Work to complete:
Set down every entry word for word. Omit the pictures.

•••

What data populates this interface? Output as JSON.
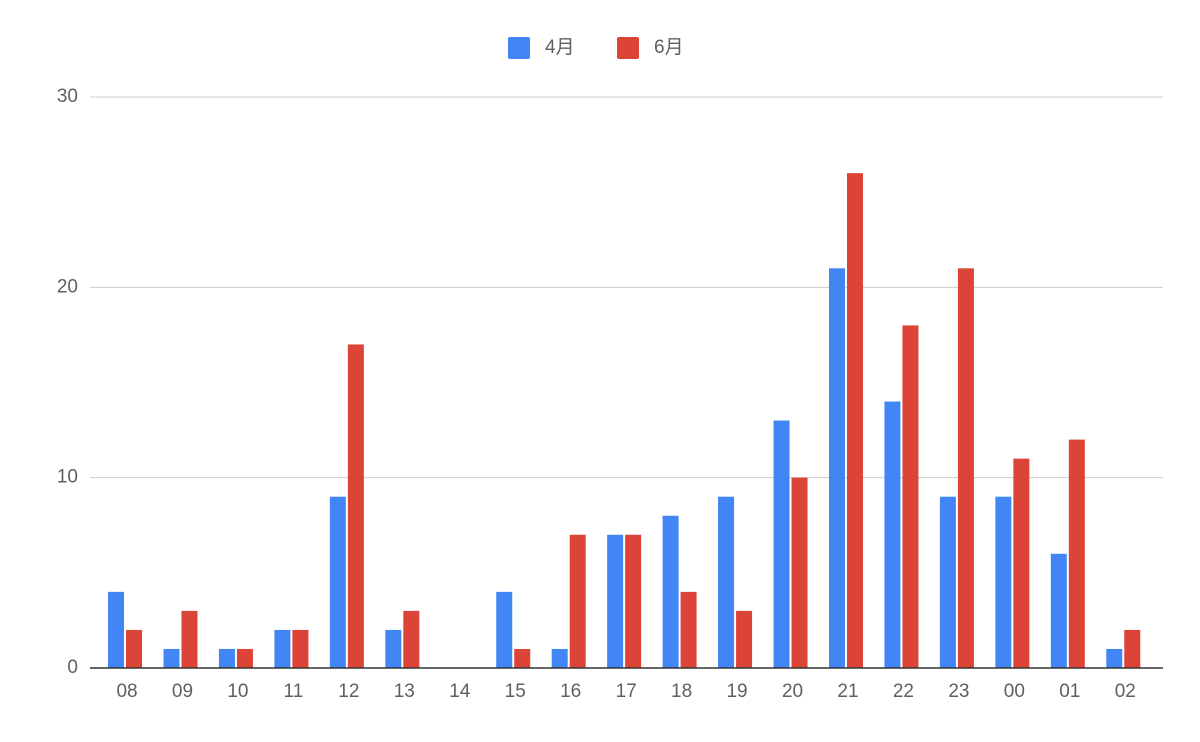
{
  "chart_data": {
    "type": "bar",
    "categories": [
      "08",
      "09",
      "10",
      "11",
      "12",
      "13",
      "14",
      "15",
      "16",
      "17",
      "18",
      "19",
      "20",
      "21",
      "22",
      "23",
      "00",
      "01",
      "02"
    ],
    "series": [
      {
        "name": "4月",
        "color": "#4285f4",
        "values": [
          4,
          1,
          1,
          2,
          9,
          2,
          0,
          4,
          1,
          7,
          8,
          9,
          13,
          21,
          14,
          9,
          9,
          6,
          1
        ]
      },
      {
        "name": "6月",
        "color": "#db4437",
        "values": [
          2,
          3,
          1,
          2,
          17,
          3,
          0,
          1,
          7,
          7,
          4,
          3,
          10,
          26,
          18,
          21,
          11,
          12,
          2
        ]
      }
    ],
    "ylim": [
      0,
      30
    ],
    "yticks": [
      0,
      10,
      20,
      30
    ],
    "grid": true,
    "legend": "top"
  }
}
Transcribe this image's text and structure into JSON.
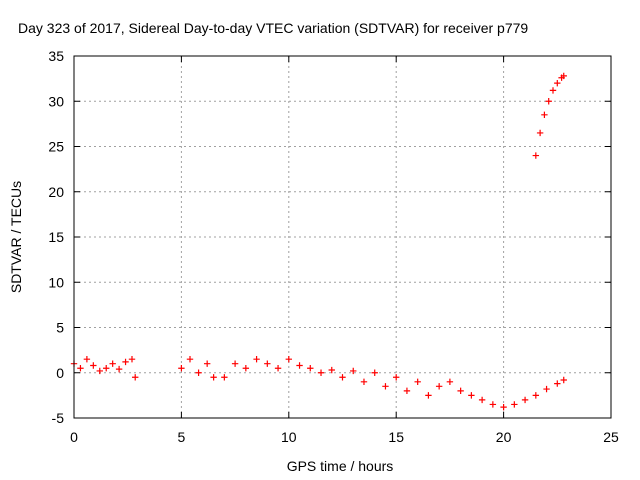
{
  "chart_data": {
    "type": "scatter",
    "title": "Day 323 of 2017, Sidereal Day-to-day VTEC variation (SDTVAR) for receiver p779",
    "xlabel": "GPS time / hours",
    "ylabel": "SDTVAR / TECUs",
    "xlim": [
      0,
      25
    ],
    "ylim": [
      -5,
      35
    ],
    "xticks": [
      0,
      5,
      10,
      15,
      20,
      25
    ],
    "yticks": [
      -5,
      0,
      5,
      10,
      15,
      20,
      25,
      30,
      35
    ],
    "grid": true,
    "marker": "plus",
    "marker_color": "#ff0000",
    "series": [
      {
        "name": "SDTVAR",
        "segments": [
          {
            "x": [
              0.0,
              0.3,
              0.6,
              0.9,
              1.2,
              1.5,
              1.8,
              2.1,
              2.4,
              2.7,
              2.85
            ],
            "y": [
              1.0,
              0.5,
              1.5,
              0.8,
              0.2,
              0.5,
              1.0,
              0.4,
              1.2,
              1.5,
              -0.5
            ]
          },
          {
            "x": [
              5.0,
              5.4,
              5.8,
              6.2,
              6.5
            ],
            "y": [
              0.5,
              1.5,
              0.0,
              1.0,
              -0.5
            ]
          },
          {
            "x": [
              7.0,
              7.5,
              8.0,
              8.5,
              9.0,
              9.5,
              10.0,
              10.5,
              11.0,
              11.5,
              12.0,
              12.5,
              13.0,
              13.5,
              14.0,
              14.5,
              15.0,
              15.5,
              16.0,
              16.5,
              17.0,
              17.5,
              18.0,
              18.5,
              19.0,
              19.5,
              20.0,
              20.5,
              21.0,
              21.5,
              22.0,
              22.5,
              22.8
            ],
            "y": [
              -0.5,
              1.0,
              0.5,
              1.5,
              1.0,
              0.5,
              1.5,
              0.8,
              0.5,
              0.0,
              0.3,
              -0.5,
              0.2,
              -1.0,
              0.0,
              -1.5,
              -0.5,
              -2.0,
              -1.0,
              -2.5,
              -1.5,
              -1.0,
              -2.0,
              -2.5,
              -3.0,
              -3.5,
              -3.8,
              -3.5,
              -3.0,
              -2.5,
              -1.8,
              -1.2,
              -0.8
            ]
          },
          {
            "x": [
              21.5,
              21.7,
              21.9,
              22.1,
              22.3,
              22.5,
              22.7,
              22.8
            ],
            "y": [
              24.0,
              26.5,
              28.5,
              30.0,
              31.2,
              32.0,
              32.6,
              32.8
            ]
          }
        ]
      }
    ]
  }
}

•••

Task answer:
What data populates this interface? Output as JSON.
{
  "chart_data": {
    "type": "bar",
    "categories": [
      "08",
      "09",
      "10",
      "11",
      "12",
      "13",
      "14",
      "15",
      "16",
      "17",
      "18",
      "19",
      "20",
      "21",
      "22",
      "23",
      "00",
      "01",
      "02"
    ],
    "series": [
      {
        "name": "4月",
        "color": "#4285f4",
        "values": [
          4,
          1,
          1,
          2,
          9,
          2,
          0,
          4,
          1,
          7,
          8,
          9,
          13,
          21,
          14,
          9,
          9,
          6,
          1
        ]
      },
      {
        "name": "6月",
        "color": "#db4437",
        "values": [
          2,
          3,
          1,
          2,
          17,
          3,
          0,
          1,
          7,
          7,
          4,
          3,
          10,
          26,
          18,
          21,
          11,
          12,
          2
        ]
      }
    ],
    "ylim": [
      0,
      30
    ],
    "yticks": [
      0,
      10,
      20,
      30
    ],
    "grid": true,
    "legend": "top"
  }
}
Transcribe this image's text and structure into JSON.
{
  "chart_data": {
    "type": "scatter",
    "title": "Day 323 of 2017, Sidereal Day-to-day VTEC variation (SDTVAR) for receiver p779",
    "xlabel": "GPS time / hours",
    "ylabel": "SDTVAR / TECUs",
    "xlim": [
      0,
      25
    ],
    "ylim": [
      -5,
      35
    ],
    "xticks": [
      0,
      5,
      10,
      15,
      20,
      25
    ],
    "yticks": [
      -5,
      0,
      5,
      10,
      15,
      20,
      25,
      30,
      35
    ],
    "grid": true,
    "marker": "plus",
    "marker_color": "#ff0000",
    "series": [
      {
        "name": "SDTVAR",
        "segments": [
          {
            "x": [
              0.0,
              0.3,
              0.6,
              0.9,
              1.2,
              1.5,
              1.8,
              2.1,
              2.4,
              2.7,
              2.85
            ],
            "y": [
              1.0,
              0.5,
              1.5,
              0.8,
              0.2,
              0.5,
              1.0,
              0.4,
              1.2,
              1.5,
              -0.5
            ]
          },
          {
            "x": [
              5.0,
              5.4,
              5.8,
              6.2,
              6.5
            ],
            "y": [
              0.5,
              1.5,
              0.0,
              1.0,
              -0.5
            ]
          },
          {
            "x": [
              7.0,
              7.5,
              8.0,
              8.5,
              9.0,
              9.5,
              10.0,
              10.5,
              11.0,
              11.5,
              12.0,
              12.5,
              13.0,
              13.5,
              14.0,
              14.5,
              15.0,
              15.5,
              16.0,
              16.5,
              17.0,
              17.5,
              18.0,
              18.5,
              19.0,
              19.5,
              20.0,
              20.5,
              21.0,
              21.5,
              22.0,
              22.5,
              22.8
            ],
            "y": [
              -0.5,
              1.0,
              0.5,
              1.5,
              1.0,
              0.5,
              1.5,
              0.8,
              0.5,
              0.0,
              0.3,
              -0.5,
              0.2,
              -1.0,
              0.0,
              -1.5,
              -0.5,
              -2.0,
              -1.0,
              -2.5,
              -1.5,
              -1.0,
              -2.0,
              -2.5,
              -3.0,
              -3.5,
              -3.8,
              -3.5,
              -3.0,
              -2.5,
              -1.8,
              -1.2,
              -0.8
            ]
          },
          {
            "x": [
              21.5,
              21.7,
              21.9,
              22.1,
              22.3,
              22.5,
              22.7,
              22.8
            ],
            "y": [
              24.0,
              26.5,
              28.5,
              30.0,
              31.2,
              32.0,
              32.6,
              32.8
            ]
          }
        ]
      }
    ]
  }
}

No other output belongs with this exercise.